▶ _EXERCISE DIRECTIONS_
Repeat the records below exactly, leaving out every picture.

▶ _EXTRACTED RECORDS_
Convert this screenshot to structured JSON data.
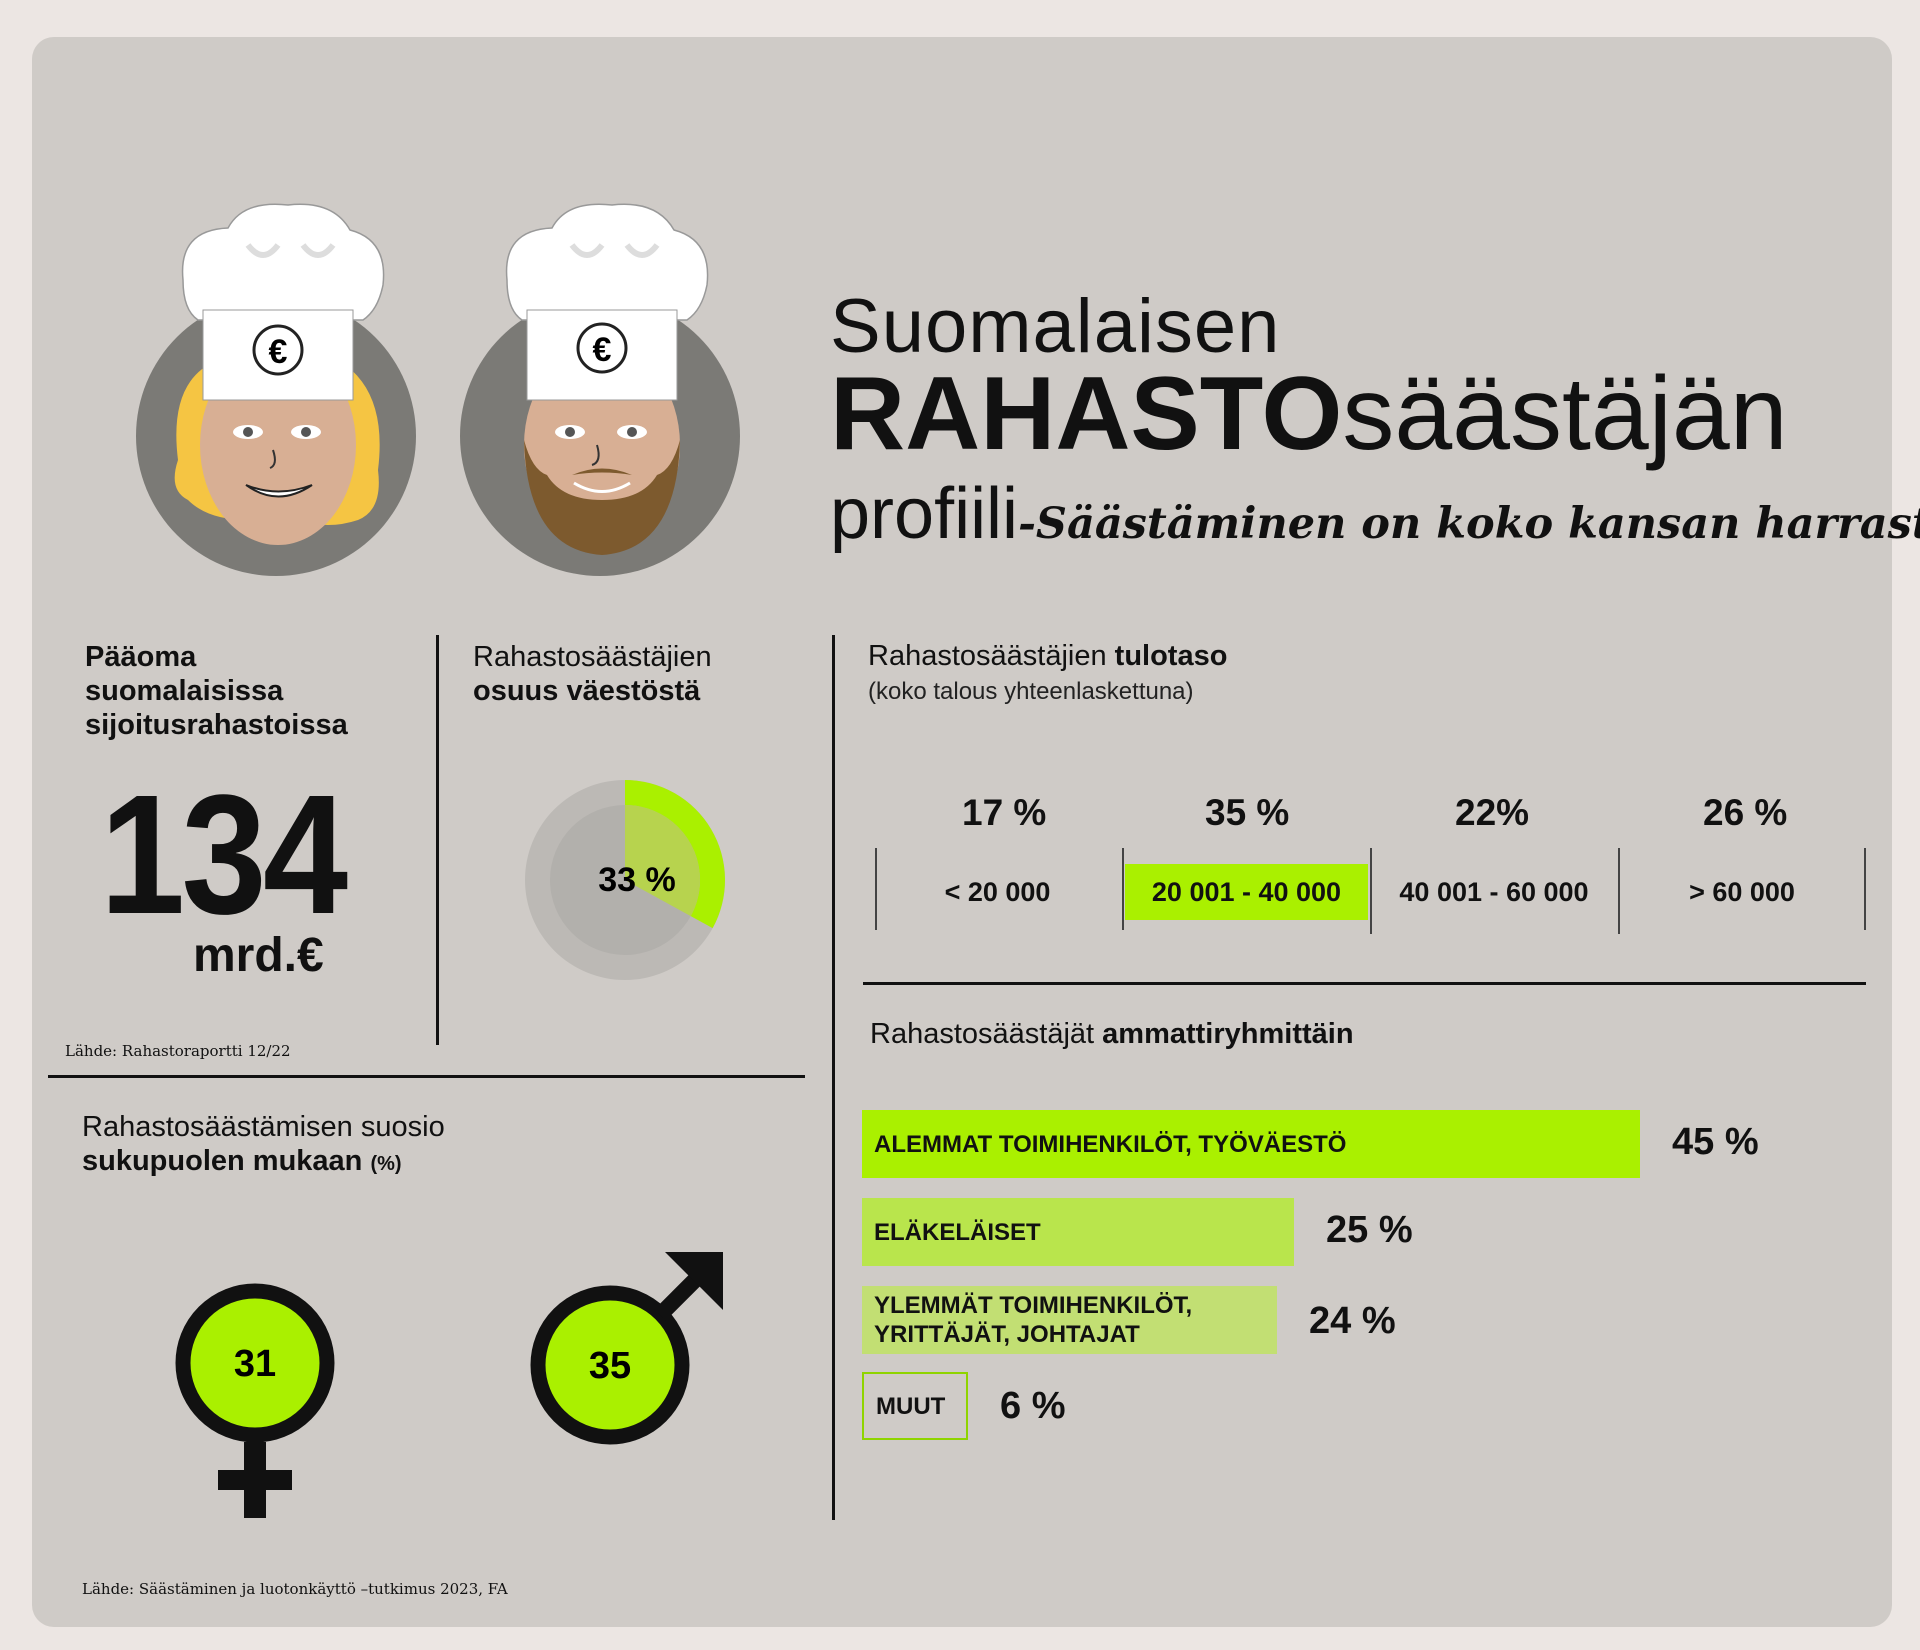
{
  "title": {
    "line1": "Suomalaisen",
    "line2_bold": "RAHASTO",
    "line2_normal": "säästäjän",
    "line3": "profiili",
    "tagline": "-Säästäminen on koko kansan harrastus!"
  },
  "avatars": {
    "hat_symbol": "€",
    "female": "female-chef-avatar",
    "male": "male-chef-avatar"
  },
  "capital": {
    "heading": [
      "Pääoma",
      "suomalaisissa",
      "sijoitusrahastoissa"
    ],
    "value": "134",
    "unit": "mrd.€",
    "source": "Lähde: Rahastoraportti 12/22"
  },
  "share": {
    "heading_line1": "Rahastosäästäjien",
    "heading_line2": "osuus väestöstä",
    "value": 33,
    "label": "33 %",
    "color": "#aaf000"
  },
  "income": {
    "heading_normal": "Rahastosäästäjien ",
    "heading_bold": "tulotaso",
    "subheading": "(koko talous yhteenlaskettuna)",
    "groups": [
      {
        "pct": "17 %",
        "range": "< 20 000",
        "highlight": false
      },
      {
        "pct": "35 %",
        "range": "20 001 - 40 000",
        "highlight": true
      },
      {
        "pct": "22%",
        "range": "40 001 - 60 000",
        "highlight": false
      },
      {
        "pct": "26 %",
        "range": "> 60 000",
        "highlight": false
      }
    ]
  },
  "occupation": {
    "heading_normal": "Rahastosäästäjät ",
    "heading_bold": "ammattiryhmittäin",
    "rows": [
      {
        "label": "ALEMMAT TOIMIHENKILÖT, TYÖVÄESTÖ",
        "value": 45,
        "pct": "45 %",
        "color": "#aaf000"
      },
      {
        "label": "ELÄKELÄISET",
        "value": 25,
        "pct": "25 %",
        "color": "#b9e54c"
      },
      {
        "label": "YLEMMÄT TOIMIHENKILÖT, YRITTÄJÄT, JOHTAJAT",
        "value": 24,
        "pct": "24 %",
        "color": "#c2df73"
      },
      {
        "label": "MUUT",
        "value": 6,
        "pct": "6 %",
        "color": "outline"
      }
    ]
  },
  "gender": {
    "heading_line1": "Rahastosäästämisen suosio",
    "heading_line2": "sukupuolen mukaan",
    "unit": "(%)",
    "female": "31",
    "male": "35",
    "color": "#aaf000"
  },
  "footer_source": "Lähde: Säästäminen ja luotonkäyttö  –tutkimus 2023, FA"
}
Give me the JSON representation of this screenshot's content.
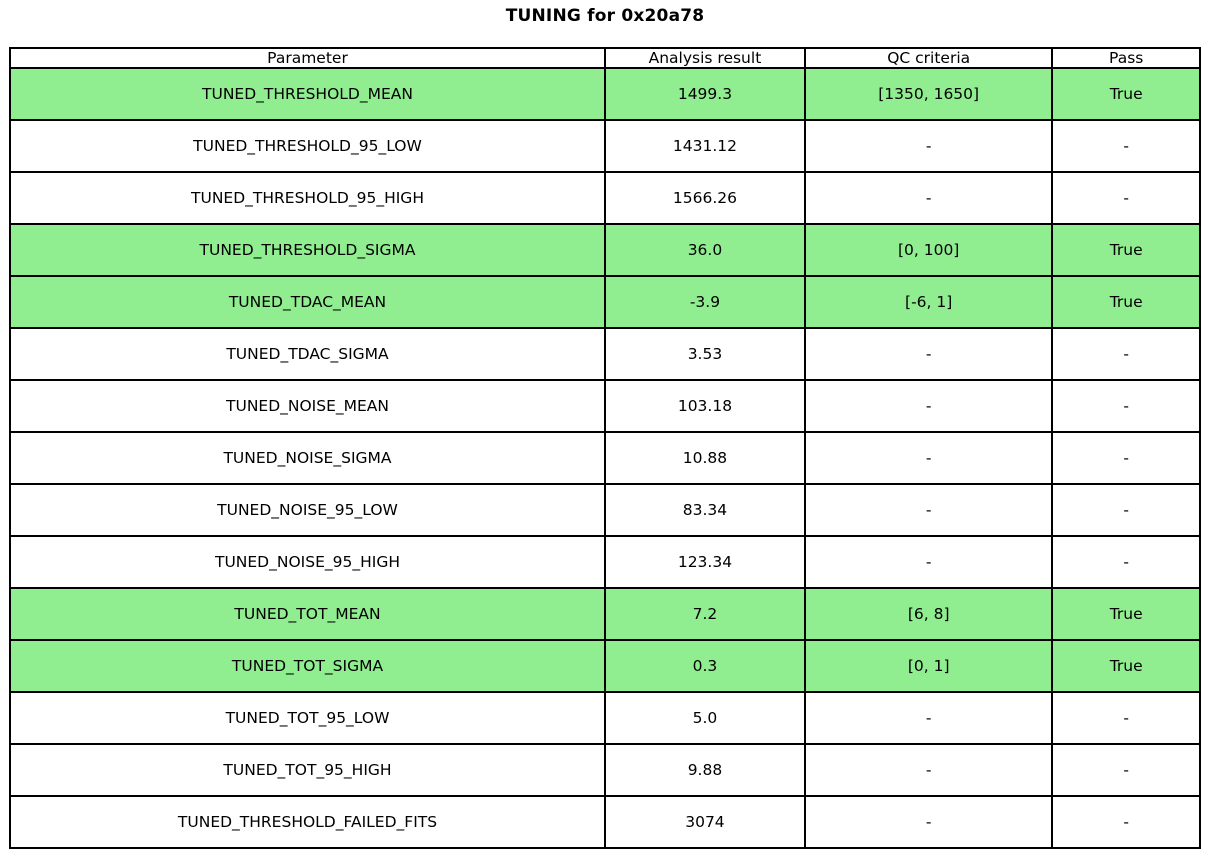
{
  "title": "TUNING for 0x20a78",
  "colors": {
    "pass_green": "#90EE90",
    "border": "#000000",
    "background": "#FFFFFF",
    "text": "#000000"
  },
  "chart_data": {
    "type": "table",
    "title": "TUNING for 0x20a78",
    "columns": [
      "Parameter",
      "Analysis result",
      "QC criteria",
      "Pass"
    ],
    "rows": [
      {
        "parameter": "TUNED_THRESHOLD_MEAN",
        "result": "1499.3",
        "qc": "[1350, 1650]",
        "pass": "True",
        "highlight": true
      },
      {
        "parameter": "TUNED_THRESHOLD_95_LOW",
        "result": "1431.12",
        "qc": "-",
        "pass": "-",
        "highlight": false
      },
      {
        "parameter": "TUNED_THRESHOLD_95_HIGH",
        "result": "1566.26",
        "qc": "-",
        "pass": "-",
        "highlight": false
      },
      {
        "parameter": "TUNED_THRESHOLD_SIGMA",
        "result": "36.0",
        "qc": "[0, 100]",
        "pass": "True",
        "highlight": true
      },
      {
        "parameter": "TUNED_TDAC_MEAN",
        "result": "-3.9",
        "qc": "[-6, 1]",
        "pass": "True",
        "highlight": true
      },
      {
        "parameter": "TUNED_TDAC_SIGMA",
        "result": "3.53",
        "qc": "-",
        "pass": "-",
        "highlight": false
      },
      {
        "parameter": "TUNED_NOISE_MEAN",
        "result": "103.18",
        "qc": "-",
        "pass": "-",
        "highlight": false
      },
      {
        "parameter": "TUNED_NOISE_SIGMA",
        "result": "10.88",
        "qc": "-",
        "pass": "-",
        "highlight": false
      },
      {
        "parameter": "TUNED_NOISE_95_LOW",
        "result": "83.34",
        "qc": "-",
        "pass": "-",
        "highlight": false
      },
      {
        "parameter": "TUNED_NOISE_95_HIGH",
        "result": "123.34",
        "qc": "-",
        "pass": "-",
        "highlight": false
      },
      {
        "parameter": "TUNED_TOT_MEAN",
        "result": "7.2",
        "qc": "[6, 8]",
        "pass": "True",
        "highlight": true
      },
      {
        "parameter": "TUNED_TOT_SIGMA",
        "result": "0.3",
        "qc": "[0, 1]",
        "pass": "True",
        "highlight": true
      },
      {
        "parameter": "TUNED_TOT_95_LOW",
        "result": "5.0",
        "qc": "-",
        "pass": "-",
        "highlight": false
      },
      {
        "parameter": "TUNED_TOT_95_HIGH",
        "result": "9.88",
        "qc": "-",
        "pass": "-",
        "highlight": false
      },
      {
        "parameter": "TUNED_THRESHOLD_FAILED_FITS",
        "result": "3074",
        "qc": "-",
        "pass": "-",
        "highlight": false
      }
    ],
    "legend_position": "none",
    "grid": true
  }
}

▶ _THE COMPLETED TASK_
Convert this screenshot to structured JSON data.
{
  "title": {
    "line1": "Suomalaisen",
    "line2_bold": "RAHASTO",
    "line2_normal": "säästäjän",
    "line3": "profiili",
    "tagline": "-Säästäminen on koko kansan harrastus!"
  },
  "avatars": {
    "hat_symbol": "€",
    "female": "female-chef-avatar",
    "male": "male-chef-avatar"
  },
  "capital": {
    "heading": [
      "Pääoma",
      "suomalaisissa",
      "sijoitusrahastoissa"
    ],
    "value": "134",
    "unit": "mrd.€",
    "source": "Lähde: Rahastoraportti 12/22"
  },
  "share": {
    "heading_line1": "Rahastosäästäjien",
    "heading_line2": "osuus väestöstä",
    "value": 33,
    "label": "33 %",
    "color": "#aaf000"
  },
  "income": {
    "heading_normal": "Rahastosäästäjien ",
    "heading_bold": "tulotaso",
    "subheading": "(koko talous yhteenlaskettuna)",
    "groups": [
      {
        "pct": "17 %",
        "range": "< 20 000",
        "highlight": false
      },
      {
        "pct": "35 %",
        "range": "20 001 - 40 000",
        "highlight": true
      },
      {
        "pct": "22%",
        "range": "40 001 - 60 000",
        "highlight": false
      },
      {
        "pct": "26 %",
        "range": "> 60 000",
        "highlight": false
      }
    ]
  },
  "occupation": {
    "heading_normal": "Rahastosäästäjät ",
    "heading_bold": "ammattiryhmittäin",
    "rows": [
      {
        "label": "ALEMMAT TOIMIHENKILÖT, TYÖVÄESTÖ",
        "value": 45,
        "pct": "45 %",
        "color": "#aaf000"
      },
      {
        "label": "ELÄKELÄISET",
        "value": 25,
        "pct": "25 %",
        "color": "#b9e54c"
      },
      {
        "label": "YLEMMÄT TOIMIHENKILÖT, YRITTÄJÄT, JOHTAJAT",
        "value": 24,
        "pct": "24 %",
        "color": "#c2df73"
      },
      {
        "label": "MUUT",
        "value": 6,
        "pct": "6 %",
        "color": "outline"
      }
    ]
  },
  "gender": {
    "heading_line1": "Rahastosäästämisen suosio",
    "heading_line2": "sukupuolen mukaan",
    "unit": "(%)",
    "female": "31",
    "male": "35",
    "color": "#aaf000"
  },
  "footer_source": "Lähde: Säästäminen ja luotonkäyttö  –tutkimus 2023, FA"
}
Give me the JSON representation of this screenshot's content.
{
  "title": "TUNING for 0x20a78",
  "colors": {
    "pass_green": "#90EE90",
    "border": "#000000",
    "background": "#FFFFFF",
    "text": "#000000"
  },
  "chart_data": {
    "type": "table",
    "title": "TUNING for 0x20a78",
    "columns": [
      "Parameter",
      "Analysis result",
      "QC criteria",
      "Pass"
    ],
    "rows": [
      {
        "parameter": "TUNED_THRESHOLD_MEAN",
        "result": "1499.3",
        "qc": "[1350, 1650]",
        "pass": "True",
        "highlight": true
      },
      {
        "parameter": "TUNED_THRESHOLD_95_LOW",
        "result": "1431.12",
        "qc": "-",
        "pass": "-",
        "highlight": false
      },
      {
        "parameter": "TUNED_THRESHOLD_95_HIGH",
        "result": "1566.26",
        "qc": "-",
        "pass": "-",
        "highlight": false
      },
      {
        "parameter": "TUNED_THRESHOLD_SIGMA",
        "result": "36.0",
        "qc": "[0, 100]",
        "pass": "True",
        "highlight": true
      },
      {
        "parameter": "TUNED_TDAC_MEAN",
        "result": "-3.9",
        "qc": "[-6, 1]",
        "pass": "True",
        "highlight": true
      },
      {
        "parameter": "TUNED_TDAC_SIGMA",
        "result": "3.53",
        "qc": "-",
        "pass": "-",
        "highlight": false
      },
      {
        "parameter": "TUNED_NOISE_MEAN",
        "result": "103.18",
        "qc": "-",
        "pass": "-",
        "highlight": false
      },
      {
        "parameter": "TUNED_NOISE_SIGMA",
        "result": "10.88",
        "qc": "-",
        "pass": "-",
        "highlight": false
      },
      {
        "parameter": "TUNED_NOISE_95_LOW",
        "result": "83.34",
        "qc": "-",
        "pass": "-",
        "highlight": false
      },
      {
        "parameter": "TUNED_NOISE_95_HIGH",
        "result": "123.34",
        "qc": "-",
        "pass": "-",
        "highlight": false
      },
      {
        "parameter": "TUNED_TOT_MEAN",
        "result": "7.2",
        "qc": "[6, 8]",
        "pass": "True",
        "highlight": true
      },
      {
        "parameter": "TUNED_TOT_SIGMA",
        "result": "0.3",
        "qc": "[0, 1]",
        "pass": "True",
        "highlight": true
      },
      {
        "parameter": "TUNED_TOT_95_LOW",
        "result": "5.0",
        "qc": "-",
        "pass": "-",
        "highlight": false
      },
      {
        "parameter": "TUNED_TOT_95_HIGH",
        "result": "9.88",
        "qc": "-",
        "pass": "-",
        "highlight": false
      },
      {
        "parameter": "TUNED_THRESHOLD_FAILED_FITS",
        "result": "3074",
        "qc": "-",
        "pass": "-",
        "highlight": false
      }
    ],
    "legend_position": "none",
    "grid": true
  }
}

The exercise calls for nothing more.